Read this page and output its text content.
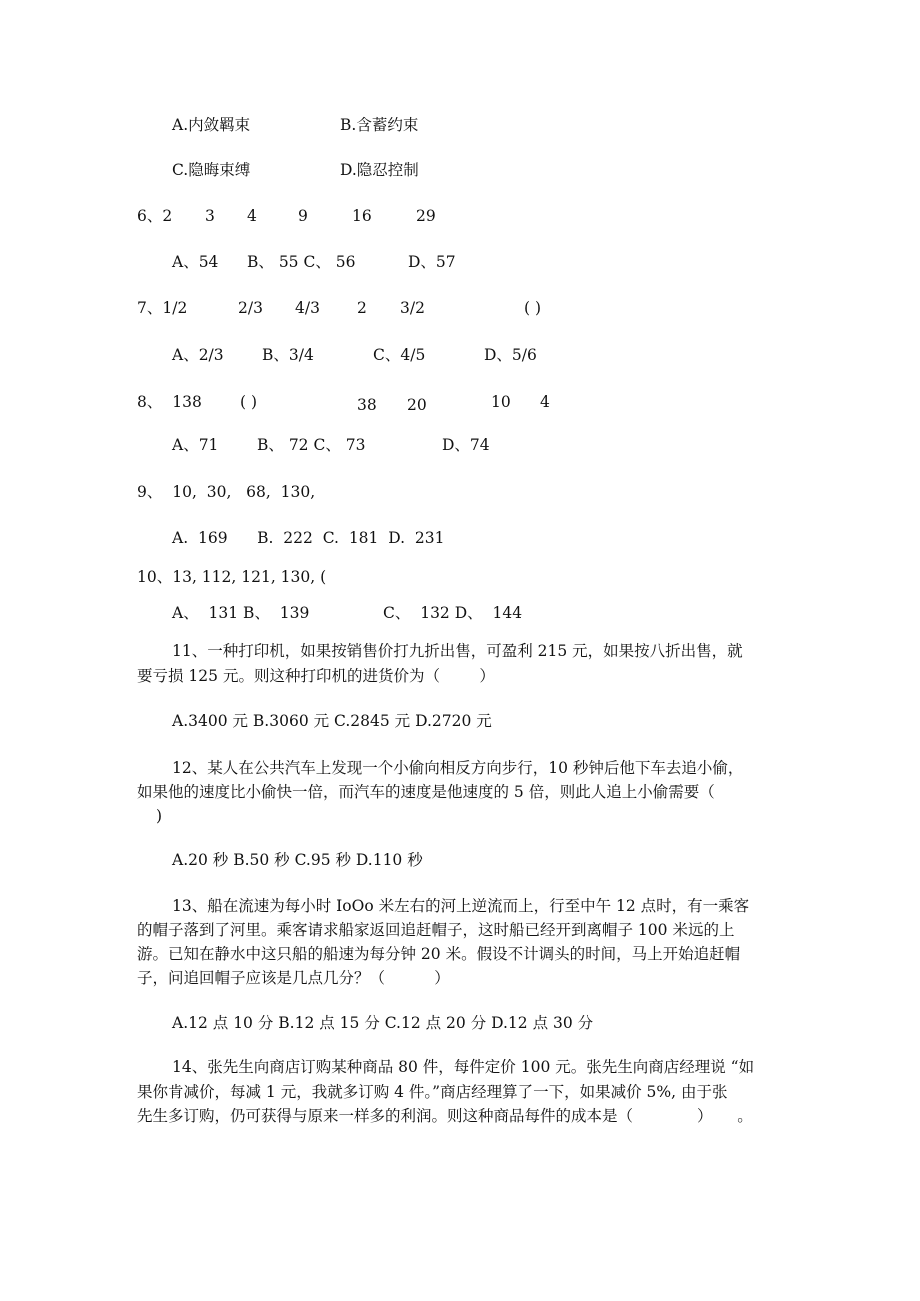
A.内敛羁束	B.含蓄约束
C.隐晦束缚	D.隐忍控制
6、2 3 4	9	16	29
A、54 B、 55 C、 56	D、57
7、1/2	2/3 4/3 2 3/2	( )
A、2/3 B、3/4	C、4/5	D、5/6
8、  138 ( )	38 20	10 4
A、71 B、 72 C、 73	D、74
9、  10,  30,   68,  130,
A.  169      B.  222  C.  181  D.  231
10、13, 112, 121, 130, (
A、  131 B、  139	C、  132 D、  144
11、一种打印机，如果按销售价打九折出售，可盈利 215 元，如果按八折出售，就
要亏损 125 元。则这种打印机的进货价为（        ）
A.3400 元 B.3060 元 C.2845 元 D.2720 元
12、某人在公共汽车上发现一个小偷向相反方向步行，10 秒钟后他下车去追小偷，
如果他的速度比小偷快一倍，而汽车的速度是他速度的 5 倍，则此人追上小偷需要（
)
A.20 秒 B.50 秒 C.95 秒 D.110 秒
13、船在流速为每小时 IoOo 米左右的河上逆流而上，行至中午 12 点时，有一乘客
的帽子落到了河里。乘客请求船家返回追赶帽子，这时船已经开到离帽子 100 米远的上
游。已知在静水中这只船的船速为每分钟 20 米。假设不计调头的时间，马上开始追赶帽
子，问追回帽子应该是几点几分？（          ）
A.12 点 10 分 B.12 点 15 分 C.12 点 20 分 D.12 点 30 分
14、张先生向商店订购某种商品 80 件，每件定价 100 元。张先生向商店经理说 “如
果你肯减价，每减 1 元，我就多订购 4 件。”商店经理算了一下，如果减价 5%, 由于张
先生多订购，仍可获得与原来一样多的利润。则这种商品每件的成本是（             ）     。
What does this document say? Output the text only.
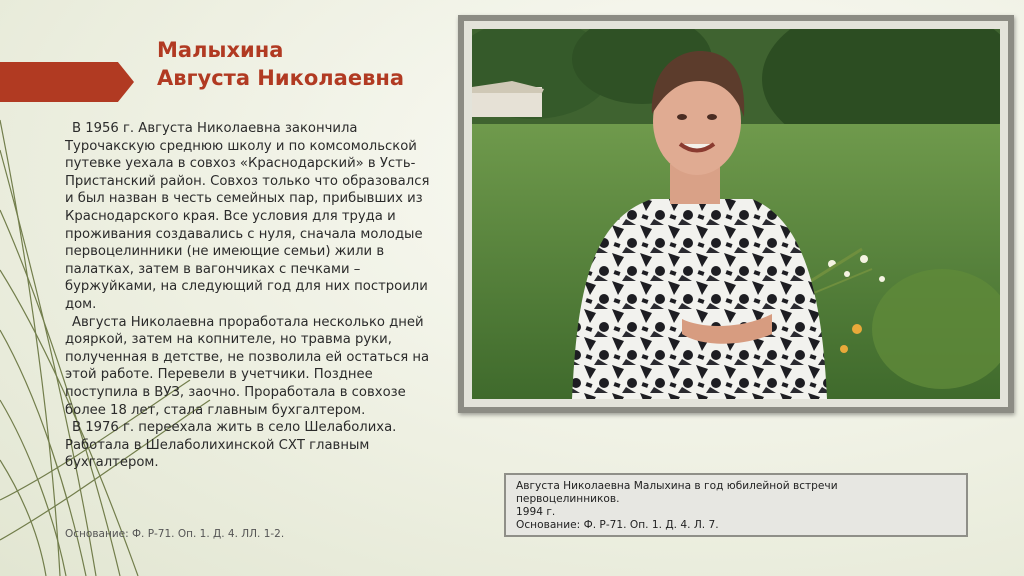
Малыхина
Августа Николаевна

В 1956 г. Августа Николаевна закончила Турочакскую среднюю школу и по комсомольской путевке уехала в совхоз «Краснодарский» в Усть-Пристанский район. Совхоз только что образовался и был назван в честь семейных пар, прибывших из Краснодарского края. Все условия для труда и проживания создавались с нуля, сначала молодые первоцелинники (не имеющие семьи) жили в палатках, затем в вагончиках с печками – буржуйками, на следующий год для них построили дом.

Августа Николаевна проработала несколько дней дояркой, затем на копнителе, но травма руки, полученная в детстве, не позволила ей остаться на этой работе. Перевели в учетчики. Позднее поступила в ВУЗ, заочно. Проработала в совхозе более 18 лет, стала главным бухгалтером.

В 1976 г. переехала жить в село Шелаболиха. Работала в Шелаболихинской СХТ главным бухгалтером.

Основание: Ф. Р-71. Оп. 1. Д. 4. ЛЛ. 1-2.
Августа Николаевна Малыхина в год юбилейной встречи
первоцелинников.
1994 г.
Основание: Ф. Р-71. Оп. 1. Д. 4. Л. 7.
◇ ◇ ◇
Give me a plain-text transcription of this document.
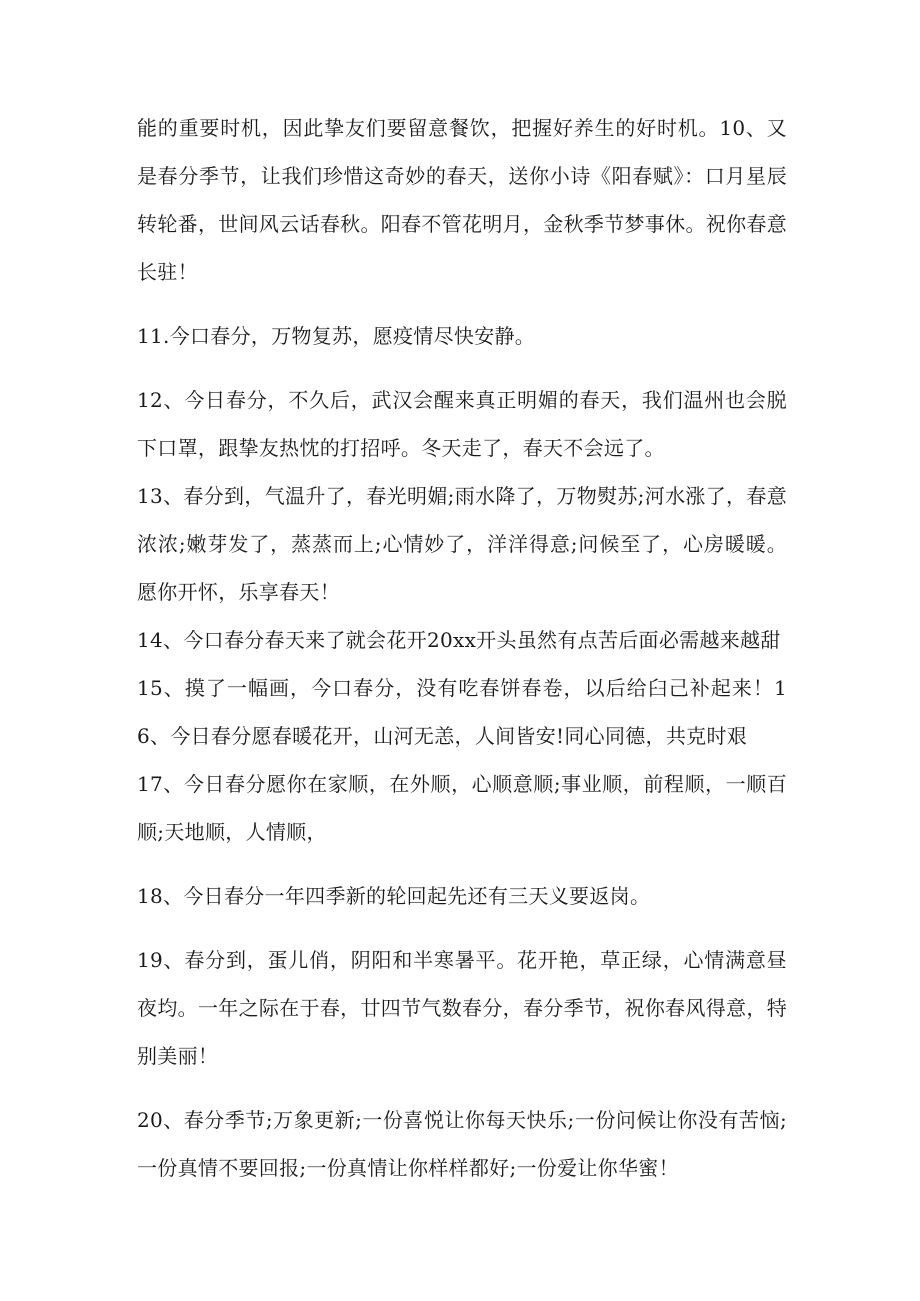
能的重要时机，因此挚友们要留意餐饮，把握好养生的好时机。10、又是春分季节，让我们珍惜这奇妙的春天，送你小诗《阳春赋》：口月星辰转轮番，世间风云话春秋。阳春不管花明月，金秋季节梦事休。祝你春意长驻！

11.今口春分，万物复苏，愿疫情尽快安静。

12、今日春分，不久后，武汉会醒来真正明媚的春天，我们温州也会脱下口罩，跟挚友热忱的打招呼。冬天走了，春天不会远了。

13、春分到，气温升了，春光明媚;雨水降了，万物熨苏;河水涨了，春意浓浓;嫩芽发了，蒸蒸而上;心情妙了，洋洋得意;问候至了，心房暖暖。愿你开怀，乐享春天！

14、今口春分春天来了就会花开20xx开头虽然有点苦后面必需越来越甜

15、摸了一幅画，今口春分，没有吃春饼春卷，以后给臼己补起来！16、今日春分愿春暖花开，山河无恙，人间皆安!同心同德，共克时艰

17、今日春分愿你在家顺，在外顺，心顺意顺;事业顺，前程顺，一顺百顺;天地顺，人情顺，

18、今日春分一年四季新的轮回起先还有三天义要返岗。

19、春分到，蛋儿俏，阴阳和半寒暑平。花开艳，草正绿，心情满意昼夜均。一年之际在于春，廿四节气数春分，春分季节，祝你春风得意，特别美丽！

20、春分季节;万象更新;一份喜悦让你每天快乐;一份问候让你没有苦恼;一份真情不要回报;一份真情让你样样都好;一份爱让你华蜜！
◇ ◇ ◇
--- Exercise task ---
Count every line in the entries above where the word "бухгалтером" appears; respond with the number alone.

--- Task result ---
2